Supplied entries

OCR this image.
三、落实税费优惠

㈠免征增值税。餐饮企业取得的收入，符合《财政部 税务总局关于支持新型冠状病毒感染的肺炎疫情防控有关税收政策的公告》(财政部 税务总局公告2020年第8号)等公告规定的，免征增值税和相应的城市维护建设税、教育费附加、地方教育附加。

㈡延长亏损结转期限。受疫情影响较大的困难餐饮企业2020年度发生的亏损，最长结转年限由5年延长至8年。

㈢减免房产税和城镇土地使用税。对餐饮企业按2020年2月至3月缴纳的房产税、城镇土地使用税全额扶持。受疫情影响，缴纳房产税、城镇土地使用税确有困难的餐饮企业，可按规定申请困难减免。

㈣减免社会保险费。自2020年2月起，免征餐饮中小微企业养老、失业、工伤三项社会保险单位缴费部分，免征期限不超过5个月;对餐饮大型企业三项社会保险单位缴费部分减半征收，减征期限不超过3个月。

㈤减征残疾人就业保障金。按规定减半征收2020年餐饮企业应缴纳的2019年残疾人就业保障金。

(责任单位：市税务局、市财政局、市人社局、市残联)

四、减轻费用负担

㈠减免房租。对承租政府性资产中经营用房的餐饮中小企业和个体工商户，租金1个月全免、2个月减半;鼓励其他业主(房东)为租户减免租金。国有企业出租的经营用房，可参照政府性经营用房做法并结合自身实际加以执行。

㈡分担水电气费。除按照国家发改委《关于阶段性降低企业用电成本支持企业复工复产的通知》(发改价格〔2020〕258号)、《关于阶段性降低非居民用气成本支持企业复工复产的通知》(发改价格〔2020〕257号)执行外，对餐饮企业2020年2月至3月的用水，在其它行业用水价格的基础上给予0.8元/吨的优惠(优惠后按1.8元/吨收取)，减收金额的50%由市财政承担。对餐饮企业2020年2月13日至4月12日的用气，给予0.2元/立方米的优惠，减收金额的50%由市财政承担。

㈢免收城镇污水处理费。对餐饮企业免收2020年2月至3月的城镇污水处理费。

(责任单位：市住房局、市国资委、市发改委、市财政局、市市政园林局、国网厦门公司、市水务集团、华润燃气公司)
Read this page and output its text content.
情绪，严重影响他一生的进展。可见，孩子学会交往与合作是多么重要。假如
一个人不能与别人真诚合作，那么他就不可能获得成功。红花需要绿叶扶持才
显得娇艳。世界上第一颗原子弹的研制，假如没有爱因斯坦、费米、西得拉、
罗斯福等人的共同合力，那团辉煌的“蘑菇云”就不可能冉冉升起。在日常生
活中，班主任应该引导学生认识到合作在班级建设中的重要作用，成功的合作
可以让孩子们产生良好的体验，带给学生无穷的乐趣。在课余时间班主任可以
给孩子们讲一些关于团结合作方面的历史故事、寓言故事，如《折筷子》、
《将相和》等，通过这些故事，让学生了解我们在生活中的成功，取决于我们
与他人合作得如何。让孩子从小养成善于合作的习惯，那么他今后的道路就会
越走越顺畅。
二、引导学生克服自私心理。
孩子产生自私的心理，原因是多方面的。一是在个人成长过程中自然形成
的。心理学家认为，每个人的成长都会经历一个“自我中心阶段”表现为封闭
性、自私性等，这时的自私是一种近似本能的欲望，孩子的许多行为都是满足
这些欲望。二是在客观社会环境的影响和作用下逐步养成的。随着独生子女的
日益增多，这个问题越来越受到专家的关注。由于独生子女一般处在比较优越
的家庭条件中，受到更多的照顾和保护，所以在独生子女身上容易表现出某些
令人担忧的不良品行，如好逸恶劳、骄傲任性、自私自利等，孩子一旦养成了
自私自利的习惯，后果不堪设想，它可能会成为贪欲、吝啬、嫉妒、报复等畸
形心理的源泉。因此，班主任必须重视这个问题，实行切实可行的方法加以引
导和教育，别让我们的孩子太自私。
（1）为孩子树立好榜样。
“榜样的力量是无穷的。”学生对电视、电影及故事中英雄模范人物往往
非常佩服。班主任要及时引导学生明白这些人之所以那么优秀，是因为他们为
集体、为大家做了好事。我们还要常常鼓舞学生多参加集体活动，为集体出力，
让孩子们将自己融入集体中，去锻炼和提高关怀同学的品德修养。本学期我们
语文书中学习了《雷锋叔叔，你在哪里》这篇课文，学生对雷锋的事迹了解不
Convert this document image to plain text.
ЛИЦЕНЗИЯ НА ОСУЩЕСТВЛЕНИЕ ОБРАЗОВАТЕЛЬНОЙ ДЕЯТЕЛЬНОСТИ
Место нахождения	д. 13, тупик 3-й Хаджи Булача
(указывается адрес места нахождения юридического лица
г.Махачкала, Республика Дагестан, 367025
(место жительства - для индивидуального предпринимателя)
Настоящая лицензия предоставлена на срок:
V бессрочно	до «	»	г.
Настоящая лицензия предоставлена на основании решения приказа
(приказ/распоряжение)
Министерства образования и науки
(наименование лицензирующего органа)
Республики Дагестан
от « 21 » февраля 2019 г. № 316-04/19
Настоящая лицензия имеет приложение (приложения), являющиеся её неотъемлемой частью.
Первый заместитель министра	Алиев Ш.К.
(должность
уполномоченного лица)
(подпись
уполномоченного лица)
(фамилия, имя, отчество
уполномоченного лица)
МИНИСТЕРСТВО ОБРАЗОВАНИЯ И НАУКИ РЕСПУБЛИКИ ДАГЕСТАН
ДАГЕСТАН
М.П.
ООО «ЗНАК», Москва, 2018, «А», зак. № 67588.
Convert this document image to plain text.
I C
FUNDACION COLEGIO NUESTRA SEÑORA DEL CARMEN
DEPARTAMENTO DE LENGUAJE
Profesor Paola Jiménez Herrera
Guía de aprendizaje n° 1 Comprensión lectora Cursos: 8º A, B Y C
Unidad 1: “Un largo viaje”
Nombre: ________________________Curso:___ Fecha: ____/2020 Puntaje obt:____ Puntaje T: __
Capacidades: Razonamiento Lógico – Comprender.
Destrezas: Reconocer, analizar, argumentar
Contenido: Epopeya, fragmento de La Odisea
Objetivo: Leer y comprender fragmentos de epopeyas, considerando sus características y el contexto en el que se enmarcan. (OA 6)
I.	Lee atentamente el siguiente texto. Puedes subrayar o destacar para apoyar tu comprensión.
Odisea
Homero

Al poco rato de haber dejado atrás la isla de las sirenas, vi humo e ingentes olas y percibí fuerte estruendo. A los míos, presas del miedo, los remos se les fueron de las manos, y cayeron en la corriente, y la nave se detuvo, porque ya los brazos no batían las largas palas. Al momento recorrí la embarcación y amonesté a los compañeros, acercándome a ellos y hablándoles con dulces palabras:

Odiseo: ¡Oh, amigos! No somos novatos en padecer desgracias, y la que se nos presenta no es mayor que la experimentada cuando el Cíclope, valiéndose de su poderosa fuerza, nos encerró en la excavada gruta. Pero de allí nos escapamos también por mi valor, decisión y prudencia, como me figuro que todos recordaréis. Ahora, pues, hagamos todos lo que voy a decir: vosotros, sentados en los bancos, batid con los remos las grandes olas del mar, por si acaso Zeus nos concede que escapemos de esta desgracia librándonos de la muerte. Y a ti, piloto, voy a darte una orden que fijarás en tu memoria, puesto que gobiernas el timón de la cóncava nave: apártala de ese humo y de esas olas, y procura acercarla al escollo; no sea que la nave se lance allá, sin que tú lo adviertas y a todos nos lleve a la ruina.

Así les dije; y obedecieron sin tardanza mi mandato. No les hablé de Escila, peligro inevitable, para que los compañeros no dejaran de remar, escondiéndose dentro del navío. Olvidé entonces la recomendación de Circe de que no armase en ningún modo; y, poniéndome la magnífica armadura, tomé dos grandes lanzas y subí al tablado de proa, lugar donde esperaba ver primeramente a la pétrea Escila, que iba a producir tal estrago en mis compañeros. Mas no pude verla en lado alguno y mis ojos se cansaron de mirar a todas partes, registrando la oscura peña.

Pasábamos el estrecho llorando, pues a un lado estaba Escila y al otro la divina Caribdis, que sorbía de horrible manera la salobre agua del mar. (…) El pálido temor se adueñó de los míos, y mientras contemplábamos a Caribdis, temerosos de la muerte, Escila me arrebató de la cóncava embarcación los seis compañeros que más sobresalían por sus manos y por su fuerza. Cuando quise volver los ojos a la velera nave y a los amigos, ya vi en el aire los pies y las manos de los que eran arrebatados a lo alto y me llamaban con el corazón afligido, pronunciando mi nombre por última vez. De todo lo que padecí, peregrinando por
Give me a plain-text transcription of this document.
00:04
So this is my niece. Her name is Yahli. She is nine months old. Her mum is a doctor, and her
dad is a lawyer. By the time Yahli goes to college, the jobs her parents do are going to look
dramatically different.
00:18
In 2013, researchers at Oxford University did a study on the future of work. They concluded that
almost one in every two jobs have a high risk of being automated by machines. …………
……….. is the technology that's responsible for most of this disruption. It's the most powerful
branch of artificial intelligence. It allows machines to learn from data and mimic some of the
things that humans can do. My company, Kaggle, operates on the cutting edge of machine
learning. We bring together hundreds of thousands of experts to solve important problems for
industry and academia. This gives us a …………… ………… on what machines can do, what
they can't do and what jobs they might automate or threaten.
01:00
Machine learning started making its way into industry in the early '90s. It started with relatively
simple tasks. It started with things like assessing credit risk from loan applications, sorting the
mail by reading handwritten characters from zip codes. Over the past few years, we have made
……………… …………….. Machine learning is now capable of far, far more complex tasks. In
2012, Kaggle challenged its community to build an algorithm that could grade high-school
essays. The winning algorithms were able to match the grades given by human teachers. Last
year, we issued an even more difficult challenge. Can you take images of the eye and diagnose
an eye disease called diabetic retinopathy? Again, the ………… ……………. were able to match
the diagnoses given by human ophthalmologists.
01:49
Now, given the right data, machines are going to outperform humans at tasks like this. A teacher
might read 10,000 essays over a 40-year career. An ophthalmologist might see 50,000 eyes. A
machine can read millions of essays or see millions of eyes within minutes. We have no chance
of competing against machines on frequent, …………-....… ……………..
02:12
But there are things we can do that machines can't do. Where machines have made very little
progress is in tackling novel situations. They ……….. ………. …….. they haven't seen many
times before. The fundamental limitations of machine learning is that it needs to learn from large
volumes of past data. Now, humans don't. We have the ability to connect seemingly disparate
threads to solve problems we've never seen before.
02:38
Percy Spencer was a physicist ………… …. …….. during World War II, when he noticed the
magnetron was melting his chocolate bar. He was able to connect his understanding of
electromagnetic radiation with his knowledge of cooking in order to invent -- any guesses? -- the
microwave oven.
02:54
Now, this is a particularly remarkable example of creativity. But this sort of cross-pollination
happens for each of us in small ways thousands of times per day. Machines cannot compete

What the exercise asks
From the material above, gather all lines that include the string "were" and copy them.

Solution to the exercise
essays. The winning algorithms were able to match the grades given by human teachers. Last
an eye disease called diabetic retinopathy? Again, the ………… ……………. were able to match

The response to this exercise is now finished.